Written exercise: Scan the lines below for the word "Collection". Copy each line you find it in.

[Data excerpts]
☆ ☆ ☆ ☆ ☆ ☆ ☆

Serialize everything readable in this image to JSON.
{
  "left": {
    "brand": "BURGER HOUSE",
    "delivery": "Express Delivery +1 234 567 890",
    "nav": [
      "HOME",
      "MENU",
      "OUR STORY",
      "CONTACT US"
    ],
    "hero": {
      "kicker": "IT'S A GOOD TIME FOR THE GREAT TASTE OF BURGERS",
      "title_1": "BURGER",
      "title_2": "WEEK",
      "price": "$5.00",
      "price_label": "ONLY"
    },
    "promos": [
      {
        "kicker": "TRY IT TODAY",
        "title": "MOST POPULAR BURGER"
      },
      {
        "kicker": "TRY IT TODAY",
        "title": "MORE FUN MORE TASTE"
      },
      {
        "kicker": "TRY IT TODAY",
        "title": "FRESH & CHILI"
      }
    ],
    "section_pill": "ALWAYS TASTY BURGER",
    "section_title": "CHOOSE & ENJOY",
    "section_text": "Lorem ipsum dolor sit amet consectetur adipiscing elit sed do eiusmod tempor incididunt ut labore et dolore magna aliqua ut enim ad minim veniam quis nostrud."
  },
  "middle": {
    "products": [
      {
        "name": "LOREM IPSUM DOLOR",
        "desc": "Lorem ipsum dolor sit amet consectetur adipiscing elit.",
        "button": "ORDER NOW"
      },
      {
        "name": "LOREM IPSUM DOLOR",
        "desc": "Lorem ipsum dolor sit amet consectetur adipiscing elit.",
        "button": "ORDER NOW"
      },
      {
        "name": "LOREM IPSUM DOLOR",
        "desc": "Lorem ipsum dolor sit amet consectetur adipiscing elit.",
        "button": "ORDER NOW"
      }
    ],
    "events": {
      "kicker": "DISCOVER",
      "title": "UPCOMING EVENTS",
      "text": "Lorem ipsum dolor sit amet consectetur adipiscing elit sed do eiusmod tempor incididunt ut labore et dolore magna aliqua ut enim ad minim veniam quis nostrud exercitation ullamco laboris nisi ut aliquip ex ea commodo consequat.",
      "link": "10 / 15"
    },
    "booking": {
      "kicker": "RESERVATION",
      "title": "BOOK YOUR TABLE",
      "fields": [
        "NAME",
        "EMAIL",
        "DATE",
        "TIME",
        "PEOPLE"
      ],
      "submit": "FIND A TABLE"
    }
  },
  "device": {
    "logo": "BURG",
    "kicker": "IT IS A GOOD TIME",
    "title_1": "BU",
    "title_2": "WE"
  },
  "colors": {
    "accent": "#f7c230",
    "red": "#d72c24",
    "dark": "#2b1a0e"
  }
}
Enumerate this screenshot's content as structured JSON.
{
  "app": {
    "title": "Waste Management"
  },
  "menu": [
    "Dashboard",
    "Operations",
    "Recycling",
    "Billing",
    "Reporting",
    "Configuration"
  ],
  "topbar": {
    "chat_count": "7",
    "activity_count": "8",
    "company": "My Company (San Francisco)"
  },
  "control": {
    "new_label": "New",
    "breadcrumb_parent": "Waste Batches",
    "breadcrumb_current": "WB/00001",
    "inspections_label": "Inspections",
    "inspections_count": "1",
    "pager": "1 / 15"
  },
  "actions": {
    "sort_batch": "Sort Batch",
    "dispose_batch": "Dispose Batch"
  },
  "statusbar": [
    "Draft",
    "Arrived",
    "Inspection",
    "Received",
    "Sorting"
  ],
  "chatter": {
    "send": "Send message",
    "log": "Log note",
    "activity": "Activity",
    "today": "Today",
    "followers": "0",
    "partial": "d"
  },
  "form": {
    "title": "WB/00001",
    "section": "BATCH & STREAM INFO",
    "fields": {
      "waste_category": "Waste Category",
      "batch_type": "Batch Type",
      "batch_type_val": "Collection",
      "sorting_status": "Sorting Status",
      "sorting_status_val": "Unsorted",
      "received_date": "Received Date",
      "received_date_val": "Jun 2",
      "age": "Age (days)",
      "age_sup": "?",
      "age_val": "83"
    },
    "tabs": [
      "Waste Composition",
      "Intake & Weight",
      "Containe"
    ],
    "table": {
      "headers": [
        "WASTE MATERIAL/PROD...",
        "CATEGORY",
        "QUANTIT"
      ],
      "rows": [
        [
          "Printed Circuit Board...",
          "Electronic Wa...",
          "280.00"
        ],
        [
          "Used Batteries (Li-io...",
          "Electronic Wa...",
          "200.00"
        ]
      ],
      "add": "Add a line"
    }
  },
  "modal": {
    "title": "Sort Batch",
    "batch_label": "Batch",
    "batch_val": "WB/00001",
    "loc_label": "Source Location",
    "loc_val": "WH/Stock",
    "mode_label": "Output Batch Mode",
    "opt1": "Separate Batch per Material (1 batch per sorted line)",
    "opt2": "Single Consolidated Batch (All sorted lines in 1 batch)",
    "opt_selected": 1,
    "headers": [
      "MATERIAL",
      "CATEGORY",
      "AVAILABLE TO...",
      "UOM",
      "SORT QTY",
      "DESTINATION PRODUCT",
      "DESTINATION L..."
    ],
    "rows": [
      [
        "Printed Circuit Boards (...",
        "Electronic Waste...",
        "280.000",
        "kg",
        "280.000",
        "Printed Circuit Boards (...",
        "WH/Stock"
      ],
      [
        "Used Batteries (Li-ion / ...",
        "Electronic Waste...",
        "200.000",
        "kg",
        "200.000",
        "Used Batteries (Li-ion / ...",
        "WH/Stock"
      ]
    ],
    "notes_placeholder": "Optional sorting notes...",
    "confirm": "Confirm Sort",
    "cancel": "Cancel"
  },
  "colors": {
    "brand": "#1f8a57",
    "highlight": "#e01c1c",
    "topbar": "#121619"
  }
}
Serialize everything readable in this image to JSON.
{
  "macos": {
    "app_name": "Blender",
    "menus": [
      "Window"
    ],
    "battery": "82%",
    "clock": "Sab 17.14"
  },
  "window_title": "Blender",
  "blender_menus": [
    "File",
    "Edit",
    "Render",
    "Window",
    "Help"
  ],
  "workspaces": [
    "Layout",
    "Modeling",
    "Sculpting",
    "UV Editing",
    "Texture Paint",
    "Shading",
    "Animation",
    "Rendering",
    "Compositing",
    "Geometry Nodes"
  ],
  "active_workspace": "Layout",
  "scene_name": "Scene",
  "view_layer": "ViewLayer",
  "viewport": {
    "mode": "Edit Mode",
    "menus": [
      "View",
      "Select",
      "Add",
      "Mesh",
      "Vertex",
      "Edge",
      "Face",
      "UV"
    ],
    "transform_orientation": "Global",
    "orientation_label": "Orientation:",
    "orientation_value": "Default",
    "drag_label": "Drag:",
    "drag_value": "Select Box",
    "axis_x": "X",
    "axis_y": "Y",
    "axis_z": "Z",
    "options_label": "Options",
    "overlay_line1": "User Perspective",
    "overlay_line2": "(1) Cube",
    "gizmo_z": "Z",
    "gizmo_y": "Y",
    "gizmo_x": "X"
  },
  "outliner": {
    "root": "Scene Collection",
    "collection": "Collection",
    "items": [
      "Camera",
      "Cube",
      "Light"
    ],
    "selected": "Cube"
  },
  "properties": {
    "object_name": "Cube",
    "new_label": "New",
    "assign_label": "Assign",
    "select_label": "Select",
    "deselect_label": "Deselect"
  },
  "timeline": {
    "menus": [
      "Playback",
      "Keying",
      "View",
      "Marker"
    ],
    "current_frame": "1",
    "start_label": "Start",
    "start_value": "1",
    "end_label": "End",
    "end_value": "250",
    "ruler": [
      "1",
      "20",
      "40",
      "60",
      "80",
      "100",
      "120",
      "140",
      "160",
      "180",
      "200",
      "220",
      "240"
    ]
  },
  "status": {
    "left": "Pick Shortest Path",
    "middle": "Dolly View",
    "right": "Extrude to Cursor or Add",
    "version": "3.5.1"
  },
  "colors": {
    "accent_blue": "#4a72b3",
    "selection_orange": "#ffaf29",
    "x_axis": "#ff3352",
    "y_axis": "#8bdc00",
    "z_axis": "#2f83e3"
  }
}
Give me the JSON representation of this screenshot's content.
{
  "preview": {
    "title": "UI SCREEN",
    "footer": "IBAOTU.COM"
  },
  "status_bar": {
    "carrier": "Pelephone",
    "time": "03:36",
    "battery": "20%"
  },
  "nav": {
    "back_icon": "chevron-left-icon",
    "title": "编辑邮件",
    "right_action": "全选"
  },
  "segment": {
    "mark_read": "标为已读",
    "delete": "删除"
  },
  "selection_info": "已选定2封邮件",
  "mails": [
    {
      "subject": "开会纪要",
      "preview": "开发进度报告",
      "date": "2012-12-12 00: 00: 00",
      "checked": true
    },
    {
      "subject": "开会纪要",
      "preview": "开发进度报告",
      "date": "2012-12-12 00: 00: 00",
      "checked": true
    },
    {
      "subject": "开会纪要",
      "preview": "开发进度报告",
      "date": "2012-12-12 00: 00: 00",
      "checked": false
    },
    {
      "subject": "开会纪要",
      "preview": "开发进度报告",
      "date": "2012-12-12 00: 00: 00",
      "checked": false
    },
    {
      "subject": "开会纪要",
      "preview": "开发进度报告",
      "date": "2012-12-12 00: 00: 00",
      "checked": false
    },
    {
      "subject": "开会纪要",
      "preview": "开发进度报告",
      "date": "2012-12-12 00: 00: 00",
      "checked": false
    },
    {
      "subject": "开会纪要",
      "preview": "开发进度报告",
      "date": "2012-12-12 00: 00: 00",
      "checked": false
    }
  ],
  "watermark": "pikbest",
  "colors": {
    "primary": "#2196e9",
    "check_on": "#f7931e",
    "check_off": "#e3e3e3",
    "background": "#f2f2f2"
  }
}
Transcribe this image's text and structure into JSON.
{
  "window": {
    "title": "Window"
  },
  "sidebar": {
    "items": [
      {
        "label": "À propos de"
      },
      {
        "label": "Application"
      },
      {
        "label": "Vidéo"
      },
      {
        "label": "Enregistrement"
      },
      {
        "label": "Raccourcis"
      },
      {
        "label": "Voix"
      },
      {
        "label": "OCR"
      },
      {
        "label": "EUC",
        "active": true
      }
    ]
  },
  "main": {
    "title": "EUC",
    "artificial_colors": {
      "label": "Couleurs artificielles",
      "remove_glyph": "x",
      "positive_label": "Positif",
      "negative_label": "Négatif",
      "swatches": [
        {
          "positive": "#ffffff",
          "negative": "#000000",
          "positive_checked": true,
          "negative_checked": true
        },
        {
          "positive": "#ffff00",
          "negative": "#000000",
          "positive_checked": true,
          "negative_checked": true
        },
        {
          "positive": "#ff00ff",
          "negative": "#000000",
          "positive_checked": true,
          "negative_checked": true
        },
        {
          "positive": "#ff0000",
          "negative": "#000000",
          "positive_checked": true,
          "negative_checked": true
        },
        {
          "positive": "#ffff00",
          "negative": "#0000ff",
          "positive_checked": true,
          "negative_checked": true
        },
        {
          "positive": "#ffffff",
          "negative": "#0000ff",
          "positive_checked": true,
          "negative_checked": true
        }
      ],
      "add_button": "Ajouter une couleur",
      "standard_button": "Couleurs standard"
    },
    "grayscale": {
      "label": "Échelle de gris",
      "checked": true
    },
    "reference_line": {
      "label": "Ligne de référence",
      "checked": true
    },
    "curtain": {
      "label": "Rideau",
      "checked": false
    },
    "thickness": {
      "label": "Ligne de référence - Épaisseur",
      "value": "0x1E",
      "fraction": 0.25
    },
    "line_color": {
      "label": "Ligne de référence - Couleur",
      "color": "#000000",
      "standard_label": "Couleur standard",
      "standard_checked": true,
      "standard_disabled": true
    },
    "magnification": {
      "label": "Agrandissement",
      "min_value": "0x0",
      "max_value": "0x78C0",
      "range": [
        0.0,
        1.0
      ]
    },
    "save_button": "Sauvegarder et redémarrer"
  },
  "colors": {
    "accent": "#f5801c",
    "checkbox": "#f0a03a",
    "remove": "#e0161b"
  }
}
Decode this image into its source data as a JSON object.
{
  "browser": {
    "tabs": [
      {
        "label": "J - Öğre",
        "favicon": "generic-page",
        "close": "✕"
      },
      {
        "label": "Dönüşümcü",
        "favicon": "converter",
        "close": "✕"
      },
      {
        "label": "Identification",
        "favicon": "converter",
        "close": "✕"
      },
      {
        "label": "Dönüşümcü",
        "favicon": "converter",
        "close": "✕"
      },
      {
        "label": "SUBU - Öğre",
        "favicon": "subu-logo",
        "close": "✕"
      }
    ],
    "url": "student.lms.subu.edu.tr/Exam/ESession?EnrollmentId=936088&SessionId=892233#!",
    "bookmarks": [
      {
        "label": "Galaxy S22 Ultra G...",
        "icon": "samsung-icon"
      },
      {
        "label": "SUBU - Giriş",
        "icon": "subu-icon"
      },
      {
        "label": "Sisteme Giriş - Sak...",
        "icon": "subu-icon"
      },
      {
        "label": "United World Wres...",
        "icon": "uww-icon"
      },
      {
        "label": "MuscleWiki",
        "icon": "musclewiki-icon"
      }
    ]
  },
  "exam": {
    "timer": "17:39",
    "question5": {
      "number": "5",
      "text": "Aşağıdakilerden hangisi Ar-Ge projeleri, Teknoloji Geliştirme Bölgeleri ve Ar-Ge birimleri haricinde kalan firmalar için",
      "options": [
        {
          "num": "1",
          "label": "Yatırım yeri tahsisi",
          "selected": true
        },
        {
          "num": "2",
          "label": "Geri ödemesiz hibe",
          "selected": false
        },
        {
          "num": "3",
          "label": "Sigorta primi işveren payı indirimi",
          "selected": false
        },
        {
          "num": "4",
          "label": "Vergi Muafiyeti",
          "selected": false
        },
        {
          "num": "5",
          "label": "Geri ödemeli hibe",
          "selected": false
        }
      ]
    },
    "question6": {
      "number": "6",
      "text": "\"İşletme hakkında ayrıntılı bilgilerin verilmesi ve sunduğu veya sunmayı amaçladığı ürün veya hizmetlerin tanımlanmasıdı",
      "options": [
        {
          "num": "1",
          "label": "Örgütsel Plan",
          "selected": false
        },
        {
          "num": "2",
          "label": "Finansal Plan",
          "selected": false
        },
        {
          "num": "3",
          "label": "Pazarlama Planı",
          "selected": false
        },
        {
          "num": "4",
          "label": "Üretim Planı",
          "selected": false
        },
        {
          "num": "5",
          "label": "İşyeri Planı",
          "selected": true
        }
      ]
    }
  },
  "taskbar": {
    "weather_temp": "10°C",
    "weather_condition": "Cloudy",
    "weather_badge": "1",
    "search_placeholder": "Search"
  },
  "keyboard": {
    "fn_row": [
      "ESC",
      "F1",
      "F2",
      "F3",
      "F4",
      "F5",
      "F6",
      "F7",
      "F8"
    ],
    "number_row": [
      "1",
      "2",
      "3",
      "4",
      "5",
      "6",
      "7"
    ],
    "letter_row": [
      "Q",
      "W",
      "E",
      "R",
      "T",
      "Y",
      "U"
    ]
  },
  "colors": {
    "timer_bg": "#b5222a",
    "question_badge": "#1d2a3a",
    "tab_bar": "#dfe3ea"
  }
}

☆ ☆ ☆ ☆ ☆ ☆ ☆

Response to the task:
      "batch_type_val": "Collection",
    "root": "Scene Collection",
    "collection": "Collection",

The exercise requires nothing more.